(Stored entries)
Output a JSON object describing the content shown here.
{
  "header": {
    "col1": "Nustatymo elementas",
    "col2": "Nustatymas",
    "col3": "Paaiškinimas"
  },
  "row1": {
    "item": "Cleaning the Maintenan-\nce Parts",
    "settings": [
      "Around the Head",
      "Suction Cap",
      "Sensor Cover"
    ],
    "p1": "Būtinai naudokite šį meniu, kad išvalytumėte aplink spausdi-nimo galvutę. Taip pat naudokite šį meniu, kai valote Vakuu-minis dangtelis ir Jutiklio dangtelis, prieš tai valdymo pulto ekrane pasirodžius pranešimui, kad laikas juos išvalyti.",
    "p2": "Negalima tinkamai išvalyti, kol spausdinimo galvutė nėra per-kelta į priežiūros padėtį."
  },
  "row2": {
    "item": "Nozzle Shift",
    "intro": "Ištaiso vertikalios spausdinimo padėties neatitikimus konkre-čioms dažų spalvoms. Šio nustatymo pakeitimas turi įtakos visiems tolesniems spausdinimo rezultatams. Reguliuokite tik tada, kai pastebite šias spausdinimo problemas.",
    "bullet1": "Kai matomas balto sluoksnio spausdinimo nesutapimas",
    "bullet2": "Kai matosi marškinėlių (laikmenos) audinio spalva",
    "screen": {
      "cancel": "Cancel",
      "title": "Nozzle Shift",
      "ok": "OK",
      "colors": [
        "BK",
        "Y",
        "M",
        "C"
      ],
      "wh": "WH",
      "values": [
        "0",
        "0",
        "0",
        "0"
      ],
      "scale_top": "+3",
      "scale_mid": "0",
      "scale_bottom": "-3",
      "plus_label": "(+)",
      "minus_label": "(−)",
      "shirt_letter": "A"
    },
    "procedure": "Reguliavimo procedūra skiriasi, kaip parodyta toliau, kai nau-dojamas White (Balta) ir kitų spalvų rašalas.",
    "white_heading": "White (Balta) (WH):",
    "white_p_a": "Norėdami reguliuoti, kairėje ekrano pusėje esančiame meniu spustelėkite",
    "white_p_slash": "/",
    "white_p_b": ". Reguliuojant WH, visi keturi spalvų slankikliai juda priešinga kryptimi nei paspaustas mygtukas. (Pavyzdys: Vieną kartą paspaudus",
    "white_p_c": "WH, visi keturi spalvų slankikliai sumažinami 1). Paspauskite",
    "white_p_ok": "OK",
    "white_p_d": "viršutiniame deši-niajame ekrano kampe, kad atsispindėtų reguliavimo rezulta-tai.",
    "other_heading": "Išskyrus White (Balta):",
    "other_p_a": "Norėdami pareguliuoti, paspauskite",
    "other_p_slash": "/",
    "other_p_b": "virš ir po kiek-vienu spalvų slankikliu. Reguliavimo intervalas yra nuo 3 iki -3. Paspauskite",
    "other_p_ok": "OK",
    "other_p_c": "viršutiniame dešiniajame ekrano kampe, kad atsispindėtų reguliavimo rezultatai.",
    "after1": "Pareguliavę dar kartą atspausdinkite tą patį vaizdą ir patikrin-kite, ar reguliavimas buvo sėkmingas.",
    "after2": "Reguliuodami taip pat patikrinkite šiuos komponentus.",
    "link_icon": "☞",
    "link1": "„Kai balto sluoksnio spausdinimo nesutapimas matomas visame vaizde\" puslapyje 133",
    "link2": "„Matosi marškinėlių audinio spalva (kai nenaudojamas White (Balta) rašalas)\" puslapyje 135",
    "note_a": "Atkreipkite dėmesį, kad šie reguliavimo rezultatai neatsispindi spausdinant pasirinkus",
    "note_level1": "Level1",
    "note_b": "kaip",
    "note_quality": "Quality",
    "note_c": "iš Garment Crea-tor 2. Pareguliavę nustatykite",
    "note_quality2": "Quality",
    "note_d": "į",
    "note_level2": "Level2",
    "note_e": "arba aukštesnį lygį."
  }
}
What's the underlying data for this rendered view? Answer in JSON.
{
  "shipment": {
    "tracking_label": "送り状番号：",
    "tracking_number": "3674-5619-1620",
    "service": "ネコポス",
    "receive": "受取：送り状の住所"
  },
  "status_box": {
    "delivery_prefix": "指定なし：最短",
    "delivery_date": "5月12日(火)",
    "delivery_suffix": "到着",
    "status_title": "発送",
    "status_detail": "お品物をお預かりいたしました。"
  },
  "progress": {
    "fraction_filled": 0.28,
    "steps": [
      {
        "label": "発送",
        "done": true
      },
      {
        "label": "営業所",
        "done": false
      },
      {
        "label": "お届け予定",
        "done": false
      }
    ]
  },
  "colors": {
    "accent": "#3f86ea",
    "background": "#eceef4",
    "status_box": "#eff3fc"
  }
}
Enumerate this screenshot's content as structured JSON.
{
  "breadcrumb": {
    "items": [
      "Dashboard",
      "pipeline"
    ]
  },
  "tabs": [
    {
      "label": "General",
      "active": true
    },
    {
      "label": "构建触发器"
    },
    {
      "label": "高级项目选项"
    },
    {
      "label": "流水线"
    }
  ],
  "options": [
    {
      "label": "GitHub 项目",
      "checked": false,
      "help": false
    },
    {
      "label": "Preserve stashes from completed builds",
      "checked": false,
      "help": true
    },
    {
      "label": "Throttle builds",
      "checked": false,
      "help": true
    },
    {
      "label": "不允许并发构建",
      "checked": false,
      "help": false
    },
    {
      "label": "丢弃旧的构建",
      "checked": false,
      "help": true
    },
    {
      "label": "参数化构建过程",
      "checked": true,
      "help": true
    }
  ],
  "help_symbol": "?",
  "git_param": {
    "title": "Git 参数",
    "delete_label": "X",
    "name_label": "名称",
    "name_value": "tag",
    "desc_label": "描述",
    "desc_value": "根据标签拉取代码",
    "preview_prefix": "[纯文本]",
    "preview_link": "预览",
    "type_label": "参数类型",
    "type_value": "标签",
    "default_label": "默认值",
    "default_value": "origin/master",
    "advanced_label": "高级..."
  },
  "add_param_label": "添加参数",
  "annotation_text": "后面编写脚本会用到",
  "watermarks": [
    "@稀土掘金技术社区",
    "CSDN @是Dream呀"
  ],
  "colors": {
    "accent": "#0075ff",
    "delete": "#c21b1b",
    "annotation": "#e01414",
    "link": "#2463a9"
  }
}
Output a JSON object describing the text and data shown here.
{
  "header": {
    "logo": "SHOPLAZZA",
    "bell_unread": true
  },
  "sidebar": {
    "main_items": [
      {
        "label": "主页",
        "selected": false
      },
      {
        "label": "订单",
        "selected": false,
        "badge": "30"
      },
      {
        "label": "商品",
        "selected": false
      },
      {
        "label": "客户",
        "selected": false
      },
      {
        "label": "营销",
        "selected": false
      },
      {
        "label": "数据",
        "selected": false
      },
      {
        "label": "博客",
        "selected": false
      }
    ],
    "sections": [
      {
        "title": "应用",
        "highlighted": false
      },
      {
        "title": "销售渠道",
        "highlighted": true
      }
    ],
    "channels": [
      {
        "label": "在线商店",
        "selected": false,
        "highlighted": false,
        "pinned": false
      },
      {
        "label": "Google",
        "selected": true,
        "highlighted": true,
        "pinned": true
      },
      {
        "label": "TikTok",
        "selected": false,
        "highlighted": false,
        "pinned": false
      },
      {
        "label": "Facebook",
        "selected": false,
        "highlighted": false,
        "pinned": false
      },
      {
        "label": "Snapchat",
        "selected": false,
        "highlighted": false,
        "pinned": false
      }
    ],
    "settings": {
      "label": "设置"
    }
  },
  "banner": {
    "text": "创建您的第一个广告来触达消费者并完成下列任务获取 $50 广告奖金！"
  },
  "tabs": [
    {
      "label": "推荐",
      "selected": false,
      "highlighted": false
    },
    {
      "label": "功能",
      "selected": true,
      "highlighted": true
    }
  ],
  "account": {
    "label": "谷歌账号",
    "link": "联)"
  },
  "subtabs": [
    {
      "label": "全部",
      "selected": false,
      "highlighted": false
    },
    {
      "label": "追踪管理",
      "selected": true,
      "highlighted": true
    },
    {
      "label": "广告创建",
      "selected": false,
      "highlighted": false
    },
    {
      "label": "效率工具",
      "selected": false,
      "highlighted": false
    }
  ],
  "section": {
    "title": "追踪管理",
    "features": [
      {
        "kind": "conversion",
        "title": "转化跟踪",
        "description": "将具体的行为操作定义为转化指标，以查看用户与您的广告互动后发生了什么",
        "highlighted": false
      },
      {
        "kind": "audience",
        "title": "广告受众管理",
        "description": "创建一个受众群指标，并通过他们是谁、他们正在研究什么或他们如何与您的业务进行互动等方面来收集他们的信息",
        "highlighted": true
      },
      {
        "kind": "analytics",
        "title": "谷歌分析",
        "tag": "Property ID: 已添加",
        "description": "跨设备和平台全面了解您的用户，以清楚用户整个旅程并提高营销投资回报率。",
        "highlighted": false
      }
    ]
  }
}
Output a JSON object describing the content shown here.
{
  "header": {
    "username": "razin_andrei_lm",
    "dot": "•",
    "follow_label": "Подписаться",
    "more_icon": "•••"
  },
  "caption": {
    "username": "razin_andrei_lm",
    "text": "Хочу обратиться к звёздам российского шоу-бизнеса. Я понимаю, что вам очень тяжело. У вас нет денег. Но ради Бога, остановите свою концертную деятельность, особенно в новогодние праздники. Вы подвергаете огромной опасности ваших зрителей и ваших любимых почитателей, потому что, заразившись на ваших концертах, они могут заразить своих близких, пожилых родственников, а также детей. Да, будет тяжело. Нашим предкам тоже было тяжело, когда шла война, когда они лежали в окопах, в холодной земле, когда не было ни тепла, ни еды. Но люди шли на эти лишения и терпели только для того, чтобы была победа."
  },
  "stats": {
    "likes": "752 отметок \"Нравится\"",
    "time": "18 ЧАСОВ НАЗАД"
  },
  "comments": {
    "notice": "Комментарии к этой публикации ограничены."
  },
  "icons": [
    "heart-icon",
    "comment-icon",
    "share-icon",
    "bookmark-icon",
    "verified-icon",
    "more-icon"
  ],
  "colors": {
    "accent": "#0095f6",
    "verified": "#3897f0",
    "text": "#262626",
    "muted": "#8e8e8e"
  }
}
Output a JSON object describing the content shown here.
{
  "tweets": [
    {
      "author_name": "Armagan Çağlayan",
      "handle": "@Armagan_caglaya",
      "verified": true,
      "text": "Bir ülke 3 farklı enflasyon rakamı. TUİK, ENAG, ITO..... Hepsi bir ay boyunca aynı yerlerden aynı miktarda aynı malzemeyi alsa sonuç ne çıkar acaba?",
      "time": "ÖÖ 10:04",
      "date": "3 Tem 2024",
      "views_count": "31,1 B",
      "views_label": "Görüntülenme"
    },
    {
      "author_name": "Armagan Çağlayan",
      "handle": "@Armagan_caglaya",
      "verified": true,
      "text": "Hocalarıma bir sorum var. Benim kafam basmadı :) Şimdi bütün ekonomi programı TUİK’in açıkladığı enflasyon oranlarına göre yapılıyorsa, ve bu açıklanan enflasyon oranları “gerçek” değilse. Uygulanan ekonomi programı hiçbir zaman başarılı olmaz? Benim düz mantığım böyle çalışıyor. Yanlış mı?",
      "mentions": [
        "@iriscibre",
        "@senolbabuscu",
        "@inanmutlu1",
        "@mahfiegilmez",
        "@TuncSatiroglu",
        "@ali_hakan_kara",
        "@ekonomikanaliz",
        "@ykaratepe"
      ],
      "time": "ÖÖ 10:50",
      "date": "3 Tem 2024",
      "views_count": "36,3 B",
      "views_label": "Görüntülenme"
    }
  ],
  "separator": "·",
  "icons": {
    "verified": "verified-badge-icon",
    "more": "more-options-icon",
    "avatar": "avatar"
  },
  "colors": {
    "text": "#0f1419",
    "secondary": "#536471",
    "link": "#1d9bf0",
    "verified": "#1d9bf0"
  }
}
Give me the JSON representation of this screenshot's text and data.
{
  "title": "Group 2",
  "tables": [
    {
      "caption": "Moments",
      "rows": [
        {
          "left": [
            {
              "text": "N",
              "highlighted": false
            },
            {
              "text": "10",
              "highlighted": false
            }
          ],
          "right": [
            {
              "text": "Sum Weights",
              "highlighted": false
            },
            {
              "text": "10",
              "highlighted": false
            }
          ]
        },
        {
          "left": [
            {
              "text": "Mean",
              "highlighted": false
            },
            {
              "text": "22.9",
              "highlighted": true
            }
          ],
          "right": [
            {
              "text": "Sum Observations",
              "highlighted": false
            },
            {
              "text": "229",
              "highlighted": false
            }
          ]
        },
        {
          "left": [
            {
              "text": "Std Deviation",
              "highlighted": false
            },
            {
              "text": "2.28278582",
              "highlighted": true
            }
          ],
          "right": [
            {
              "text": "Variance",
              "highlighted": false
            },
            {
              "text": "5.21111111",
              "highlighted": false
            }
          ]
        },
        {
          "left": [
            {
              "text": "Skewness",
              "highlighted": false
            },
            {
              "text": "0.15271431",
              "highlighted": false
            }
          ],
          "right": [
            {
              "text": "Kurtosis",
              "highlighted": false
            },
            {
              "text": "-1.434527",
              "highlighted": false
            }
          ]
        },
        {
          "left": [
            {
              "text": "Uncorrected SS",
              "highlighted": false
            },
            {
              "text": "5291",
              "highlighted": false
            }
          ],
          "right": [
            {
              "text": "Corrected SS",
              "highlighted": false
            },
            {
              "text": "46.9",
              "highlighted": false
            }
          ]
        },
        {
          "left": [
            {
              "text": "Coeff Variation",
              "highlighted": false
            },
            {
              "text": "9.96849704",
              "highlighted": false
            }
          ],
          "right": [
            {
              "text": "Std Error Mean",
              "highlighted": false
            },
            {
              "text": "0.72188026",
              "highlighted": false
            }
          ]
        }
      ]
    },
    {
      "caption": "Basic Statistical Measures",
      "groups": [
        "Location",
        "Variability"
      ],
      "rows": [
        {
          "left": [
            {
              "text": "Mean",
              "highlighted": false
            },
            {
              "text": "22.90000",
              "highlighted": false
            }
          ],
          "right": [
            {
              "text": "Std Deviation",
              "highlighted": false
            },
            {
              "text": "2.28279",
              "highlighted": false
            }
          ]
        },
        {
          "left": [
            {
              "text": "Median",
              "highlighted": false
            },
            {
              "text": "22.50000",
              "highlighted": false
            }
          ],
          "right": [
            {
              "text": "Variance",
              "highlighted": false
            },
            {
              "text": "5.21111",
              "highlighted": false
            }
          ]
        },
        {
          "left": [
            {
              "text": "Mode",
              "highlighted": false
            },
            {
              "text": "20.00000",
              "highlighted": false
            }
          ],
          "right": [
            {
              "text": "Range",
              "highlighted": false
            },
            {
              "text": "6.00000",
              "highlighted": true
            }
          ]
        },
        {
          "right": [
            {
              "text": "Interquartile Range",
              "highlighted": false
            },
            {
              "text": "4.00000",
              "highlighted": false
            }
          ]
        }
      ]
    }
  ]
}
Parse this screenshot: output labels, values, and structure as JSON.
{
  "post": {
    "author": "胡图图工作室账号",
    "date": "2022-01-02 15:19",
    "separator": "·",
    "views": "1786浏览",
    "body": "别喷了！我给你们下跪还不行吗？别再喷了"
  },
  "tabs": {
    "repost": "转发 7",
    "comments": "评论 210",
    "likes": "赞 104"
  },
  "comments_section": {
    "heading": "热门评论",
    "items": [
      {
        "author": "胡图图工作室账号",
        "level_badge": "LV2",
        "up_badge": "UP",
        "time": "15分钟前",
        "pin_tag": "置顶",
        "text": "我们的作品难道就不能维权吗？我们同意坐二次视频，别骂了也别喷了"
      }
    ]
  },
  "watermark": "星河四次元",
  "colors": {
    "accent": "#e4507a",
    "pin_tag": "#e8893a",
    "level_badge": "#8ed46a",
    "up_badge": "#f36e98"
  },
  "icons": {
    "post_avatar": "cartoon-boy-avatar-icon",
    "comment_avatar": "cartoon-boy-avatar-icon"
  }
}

▶ Aim of the exercise
Consider the entries above and return each line with the string "time".

▶ Task result
    "time": "18 ЧАСОВ НАЗАД"
      "time": "ÖÖ 10:04",
      "time": "ÖÖ 10:50",
        "time": "15分钟前",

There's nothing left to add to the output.